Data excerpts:
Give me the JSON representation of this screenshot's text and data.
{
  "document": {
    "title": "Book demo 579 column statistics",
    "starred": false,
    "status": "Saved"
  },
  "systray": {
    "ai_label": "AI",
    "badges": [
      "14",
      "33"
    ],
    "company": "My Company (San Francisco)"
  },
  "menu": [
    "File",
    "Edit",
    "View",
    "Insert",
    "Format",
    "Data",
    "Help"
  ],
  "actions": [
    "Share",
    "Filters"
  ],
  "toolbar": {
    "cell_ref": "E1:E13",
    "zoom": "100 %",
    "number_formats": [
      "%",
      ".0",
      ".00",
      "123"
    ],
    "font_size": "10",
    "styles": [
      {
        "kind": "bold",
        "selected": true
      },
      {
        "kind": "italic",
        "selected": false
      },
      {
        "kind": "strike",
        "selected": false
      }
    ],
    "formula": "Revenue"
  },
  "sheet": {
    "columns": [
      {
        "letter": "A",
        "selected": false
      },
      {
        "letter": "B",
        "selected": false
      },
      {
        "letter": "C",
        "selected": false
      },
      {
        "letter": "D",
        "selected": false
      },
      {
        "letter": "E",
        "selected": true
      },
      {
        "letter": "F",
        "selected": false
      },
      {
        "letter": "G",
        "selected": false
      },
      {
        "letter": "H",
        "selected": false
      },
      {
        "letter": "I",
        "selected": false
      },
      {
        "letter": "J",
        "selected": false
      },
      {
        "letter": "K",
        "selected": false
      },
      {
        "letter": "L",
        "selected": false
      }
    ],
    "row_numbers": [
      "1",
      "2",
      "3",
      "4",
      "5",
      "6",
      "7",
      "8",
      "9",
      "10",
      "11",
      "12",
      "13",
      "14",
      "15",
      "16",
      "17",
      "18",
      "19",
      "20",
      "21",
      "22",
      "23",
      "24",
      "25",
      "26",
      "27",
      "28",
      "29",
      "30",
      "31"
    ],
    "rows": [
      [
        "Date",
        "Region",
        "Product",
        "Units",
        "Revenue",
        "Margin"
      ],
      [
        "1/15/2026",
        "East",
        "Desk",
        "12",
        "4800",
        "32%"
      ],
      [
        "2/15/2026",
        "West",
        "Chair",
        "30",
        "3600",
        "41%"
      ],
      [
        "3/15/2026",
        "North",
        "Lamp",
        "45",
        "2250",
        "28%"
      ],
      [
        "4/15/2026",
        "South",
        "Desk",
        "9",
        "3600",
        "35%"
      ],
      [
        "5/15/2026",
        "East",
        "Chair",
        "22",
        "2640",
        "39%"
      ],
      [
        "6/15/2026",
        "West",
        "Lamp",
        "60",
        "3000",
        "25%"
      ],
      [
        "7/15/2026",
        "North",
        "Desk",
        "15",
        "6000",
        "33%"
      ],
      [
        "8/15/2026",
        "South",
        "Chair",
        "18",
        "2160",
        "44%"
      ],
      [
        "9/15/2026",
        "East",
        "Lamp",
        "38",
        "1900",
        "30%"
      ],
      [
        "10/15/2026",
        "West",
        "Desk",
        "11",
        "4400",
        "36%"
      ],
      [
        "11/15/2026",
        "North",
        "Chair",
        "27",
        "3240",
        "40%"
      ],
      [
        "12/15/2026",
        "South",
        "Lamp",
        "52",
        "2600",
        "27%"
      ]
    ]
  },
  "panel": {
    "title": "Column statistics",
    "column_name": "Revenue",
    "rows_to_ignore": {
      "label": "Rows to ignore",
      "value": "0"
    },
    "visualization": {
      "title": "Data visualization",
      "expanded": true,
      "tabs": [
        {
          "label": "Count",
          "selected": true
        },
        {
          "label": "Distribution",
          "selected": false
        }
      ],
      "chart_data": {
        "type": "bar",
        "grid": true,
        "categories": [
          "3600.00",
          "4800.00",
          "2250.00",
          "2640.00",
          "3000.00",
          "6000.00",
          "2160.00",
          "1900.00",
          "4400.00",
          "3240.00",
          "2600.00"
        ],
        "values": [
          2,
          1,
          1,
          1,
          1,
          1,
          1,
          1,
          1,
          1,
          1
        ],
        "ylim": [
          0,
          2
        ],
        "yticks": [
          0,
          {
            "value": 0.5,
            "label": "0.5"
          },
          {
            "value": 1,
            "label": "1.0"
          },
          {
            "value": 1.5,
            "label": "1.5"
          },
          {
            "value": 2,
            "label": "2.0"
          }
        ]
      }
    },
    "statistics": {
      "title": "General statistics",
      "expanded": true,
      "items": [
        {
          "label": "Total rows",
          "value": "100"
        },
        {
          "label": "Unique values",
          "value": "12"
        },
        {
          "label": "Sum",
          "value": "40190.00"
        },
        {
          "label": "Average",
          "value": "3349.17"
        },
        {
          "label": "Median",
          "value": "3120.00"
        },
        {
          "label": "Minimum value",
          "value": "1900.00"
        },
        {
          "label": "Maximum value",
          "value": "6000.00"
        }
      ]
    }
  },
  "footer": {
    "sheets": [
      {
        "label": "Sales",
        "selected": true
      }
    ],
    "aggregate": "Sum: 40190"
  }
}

Work to complete:
Within the listing above, work out how many lines contain the string "visualization", and reply with that number only.

Answer to the problem:
2